Rows from a dataset:
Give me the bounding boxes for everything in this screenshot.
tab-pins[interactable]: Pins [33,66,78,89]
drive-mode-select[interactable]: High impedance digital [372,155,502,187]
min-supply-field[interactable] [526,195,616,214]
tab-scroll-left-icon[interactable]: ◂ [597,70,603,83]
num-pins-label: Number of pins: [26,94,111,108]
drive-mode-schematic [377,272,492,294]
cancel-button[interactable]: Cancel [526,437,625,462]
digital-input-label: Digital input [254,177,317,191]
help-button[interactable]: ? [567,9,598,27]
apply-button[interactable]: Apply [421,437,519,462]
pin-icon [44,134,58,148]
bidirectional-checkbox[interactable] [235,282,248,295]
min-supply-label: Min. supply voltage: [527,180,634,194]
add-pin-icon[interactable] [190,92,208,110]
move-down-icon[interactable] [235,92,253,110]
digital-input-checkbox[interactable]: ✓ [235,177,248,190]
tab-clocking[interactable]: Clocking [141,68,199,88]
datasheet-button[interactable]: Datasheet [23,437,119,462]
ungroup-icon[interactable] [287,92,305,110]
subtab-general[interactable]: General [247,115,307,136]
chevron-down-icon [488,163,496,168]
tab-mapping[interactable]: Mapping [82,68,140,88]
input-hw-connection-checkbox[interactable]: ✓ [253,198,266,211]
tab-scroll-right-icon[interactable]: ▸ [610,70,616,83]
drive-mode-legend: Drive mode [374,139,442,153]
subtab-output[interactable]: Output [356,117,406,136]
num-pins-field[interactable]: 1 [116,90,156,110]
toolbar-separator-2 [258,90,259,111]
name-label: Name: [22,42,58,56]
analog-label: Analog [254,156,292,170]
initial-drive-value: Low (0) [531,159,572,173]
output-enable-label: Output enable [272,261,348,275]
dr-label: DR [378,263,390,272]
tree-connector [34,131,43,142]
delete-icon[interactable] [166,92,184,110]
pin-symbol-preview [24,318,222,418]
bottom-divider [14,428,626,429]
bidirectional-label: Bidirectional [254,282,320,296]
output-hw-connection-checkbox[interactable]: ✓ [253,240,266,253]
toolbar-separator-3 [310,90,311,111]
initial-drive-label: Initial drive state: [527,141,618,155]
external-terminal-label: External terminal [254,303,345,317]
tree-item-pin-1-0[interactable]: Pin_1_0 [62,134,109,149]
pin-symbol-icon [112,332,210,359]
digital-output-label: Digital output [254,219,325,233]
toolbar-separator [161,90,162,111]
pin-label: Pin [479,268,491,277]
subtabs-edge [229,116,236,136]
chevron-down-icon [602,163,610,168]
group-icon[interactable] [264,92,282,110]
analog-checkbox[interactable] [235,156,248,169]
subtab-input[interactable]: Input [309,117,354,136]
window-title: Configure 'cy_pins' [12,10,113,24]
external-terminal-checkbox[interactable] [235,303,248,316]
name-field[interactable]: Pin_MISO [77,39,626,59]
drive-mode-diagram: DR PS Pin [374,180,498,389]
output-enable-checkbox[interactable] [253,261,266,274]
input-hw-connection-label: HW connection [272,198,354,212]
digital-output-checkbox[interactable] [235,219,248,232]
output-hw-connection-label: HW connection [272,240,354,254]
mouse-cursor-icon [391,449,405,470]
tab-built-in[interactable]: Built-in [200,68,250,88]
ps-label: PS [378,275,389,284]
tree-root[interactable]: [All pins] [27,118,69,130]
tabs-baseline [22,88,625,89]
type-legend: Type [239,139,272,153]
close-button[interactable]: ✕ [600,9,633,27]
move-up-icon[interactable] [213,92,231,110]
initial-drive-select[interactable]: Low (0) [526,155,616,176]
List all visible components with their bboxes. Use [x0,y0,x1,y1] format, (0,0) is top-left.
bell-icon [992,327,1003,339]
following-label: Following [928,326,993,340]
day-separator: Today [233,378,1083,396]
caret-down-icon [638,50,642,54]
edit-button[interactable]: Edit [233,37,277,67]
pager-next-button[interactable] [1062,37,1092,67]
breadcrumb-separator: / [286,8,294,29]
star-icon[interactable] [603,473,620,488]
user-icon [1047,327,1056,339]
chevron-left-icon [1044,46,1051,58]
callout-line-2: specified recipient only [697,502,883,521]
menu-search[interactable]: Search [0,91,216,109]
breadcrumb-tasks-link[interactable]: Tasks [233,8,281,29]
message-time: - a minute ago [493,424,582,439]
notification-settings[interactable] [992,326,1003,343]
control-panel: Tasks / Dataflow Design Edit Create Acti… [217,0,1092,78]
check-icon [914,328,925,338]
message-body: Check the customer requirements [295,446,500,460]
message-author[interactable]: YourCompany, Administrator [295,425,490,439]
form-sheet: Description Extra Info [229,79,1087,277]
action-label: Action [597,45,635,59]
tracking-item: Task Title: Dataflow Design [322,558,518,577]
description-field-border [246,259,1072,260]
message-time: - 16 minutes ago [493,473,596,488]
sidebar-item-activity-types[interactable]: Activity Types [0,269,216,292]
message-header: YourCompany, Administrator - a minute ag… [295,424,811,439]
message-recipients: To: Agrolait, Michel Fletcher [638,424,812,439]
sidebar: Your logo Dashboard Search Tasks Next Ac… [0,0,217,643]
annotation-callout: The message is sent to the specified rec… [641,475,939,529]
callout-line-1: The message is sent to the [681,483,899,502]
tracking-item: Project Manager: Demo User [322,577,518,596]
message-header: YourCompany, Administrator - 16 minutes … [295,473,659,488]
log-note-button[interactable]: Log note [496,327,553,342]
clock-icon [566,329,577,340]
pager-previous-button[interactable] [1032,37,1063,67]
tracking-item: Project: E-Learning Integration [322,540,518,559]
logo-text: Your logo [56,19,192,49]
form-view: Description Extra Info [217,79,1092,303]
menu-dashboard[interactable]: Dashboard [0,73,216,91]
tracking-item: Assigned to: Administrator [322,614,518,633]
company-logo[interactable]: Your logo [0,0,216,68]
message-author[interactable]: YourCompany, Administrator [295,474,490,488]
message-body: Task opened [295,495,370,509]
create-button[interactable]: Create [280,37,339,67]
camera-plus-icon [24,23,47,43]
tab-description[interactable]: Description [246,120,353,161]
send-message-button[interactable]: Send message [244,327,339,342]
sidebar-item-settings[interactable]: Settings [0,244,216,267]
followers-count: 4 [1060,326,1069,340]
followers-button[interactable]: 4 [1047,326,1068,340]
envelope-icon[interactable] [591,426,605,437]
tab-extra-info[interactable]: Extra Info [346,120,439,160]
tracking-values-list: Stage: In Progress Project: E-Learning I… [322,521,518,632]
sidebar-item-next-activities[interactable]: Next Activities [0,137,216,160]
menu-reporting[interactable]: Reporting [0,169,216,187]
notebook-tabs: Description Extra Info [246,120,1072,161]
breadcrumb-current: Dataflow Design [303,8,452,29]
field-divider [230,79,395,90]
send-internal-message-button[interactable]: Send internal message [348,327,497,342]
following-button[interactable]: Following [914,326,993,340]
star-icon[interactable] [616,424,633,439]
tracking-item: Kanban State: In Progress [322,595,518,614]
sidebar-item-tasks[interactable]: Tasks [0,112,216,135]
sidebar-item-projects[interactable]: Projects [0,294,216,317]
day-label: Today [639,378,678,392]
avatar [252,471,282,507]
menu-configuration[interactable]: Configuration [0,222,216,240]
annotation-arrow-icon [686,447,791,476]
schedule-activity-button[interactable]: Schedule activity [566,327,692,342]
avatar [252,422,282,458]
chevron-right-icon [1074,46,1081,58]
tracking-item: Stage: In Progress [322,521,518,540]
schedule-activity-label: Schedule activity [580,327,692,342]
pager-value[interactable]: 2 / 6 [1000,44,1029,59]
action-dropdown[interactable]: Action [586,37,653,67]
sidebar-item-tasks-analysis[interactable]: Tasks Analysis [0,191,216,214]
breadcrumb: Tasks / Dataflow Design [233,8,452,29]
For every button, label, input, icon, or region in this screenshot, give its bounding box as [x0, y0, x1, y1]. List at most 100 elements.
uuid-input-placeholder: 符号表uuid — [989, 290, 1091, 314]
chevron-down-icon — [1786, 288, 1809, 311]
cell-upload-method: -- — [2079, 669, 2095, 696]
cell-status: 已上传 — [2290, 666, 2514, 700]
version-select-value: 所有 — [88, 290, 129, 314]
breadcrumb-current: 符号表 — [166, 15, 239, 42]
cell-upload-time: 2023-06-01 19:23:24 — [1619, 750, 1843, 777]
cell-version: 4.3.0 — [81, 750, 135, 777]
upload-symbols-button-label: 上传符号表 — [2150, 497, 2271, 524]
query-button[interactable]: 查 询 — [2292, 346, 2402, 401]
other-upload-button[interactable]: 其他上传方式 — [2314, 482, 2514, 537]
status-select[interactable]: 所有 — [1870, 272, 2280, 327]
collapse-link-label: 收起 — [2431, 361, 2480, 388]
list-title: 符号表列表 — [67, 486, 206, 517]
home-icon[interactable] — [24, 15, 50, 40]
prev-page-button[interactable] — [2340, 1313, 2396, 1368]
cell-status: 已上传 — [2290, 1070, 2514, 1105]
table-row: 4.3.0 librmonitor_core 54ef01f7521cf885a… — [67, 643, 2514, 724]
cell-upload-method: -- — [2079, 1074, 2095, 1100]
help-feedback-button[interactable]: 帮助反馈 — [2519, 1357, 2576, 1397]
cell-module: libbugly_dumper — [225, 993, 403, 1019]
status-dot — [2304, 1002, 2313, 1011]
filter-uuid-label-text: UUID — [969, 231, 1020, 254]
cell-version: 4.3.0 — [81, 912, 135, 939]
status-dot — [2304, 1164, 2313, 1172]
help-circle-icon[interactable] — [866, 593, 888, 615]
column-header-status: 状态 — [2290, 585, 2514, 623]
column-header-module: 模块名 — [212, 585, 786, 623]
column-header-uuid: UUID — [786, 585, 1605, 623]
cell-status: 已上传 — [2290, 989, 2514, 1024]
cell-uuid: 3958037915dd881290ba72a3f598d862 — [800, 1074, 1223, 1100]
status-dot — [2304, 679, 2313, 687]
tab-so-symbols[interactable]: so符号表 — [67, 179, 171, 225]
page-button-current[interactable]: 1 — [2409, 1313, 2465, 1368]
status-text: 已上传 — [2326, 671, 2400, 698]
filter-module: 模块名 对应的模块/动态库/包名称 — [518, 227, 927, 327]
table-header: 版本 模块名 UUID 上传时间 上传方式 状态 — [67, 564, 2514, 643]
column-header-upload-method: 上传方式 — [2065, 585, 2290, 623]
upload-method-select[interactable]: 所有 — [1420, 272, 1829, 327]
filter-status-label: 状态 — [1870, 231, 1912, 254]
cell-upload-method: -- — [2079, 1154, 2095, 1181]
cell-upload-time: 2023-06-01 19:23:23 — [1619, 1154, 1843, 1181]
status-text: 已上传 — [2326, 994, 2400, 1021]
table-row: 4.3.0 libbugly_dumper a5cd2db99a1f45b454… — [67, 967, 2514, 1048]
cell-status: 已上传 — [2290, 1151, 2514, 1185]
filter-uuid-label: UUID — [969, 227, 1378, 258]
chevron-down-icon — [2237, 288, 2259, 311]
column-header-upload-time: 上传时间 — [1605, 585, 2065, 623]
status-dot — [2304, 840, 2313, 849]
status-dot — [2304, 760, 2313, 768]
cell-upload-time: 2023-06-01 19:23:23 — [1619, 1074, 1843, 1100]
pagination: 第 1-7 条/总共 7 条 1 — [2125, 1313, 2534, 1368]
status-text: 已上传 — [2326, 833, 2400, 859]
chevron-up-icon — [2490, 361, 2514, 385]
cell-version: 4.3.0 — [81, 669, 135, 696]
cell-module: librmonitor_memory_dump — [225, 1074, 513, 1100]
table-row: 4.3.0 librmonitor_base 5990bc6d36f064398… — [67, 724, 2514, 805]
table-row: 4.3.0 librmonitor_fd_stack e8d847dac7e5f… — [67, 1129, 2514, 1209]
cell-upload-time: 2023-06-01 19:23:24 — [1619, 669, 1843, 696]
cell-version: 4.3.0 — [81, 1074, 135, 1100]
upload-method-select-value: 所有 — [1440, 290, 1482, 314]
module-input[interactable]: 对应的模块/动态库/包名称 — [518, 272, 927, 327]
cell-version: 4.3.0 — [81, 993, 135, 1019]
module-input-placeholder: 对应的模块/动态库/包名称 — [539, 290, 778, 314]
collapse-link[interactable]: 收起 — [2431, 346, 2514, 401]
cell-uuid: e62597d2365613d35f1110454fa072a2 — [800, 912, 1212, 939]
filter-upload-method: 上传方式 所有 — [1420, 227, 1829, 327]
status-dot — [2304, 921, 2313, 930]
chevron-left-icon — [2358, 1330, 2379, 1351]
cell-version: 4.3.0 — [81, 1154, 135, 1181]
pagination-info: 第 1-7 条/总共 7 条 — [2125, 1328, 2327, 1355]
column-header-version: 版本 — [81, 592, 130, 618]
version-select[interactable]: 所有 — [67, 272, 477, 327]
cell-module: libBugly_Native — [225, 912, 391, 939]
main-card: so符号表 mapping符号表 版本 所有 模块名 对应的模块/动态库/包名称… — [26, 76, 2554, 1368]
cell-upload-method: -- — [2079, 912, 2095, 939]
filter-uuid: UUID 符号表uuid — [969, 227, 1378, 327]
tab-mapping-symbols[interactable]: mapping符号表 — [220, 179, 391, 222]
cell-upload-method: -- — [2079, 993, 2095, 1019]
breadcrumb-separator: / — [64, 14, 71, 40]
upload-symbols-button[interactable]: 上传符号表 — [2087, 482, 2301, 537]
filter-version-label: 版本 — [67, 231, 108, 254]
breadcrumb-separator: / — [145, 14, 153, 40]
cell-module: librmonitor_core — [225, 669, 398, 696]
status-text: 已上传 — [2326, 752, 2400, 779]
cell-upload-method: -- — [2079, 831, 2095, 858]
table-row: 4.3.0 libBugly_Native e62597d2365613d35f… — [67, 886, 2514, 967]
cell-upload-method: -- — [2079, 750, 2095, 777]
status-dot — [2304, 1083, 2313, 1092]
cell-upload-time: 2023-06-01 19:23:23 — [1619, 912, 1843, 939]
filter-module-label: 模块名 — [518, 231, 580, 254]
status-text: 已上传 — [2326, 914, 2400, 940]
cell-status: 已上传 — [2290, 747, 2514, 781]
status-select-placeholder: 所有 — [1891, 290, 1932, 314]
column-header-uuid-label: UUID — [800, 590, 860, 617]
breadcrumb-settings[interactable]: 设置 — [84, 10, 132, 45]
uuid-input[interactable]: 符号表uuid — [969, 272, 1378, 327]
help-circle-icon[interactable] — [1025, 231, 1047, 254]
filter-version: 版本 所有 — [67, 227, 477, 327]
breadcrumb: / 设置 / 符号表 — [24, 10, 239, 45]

▶ What is expected: Rewrite the records from their first line through the line containing "help-button[interactable]: ? [567,9,598,27]", putting "Pin count" in place of "Number of pins" and keeping everything else the same.

▶ Task output:
Give me the bounding boxes for everything in this screenshot.
tab-pins[interactable]: Pins [33,66,78,89]
drive-mode-select[interactable]: High impedance digital [372,155,502,187]
min-supply-field[interactable] [526,195,616,214]
tab-scroll-left-icon[interactable]: ◂ [597,70,603,83]
num-pins-label: Pin count: [26,94,111,108]
drive-mode-schematic [377,272,492,294]
cancel-button[interactable]: Cancel [526,437,625,462]
digital-input-label: Digital input [254,177,317,191]
help-button[interactable]: ? [567,9,598,27]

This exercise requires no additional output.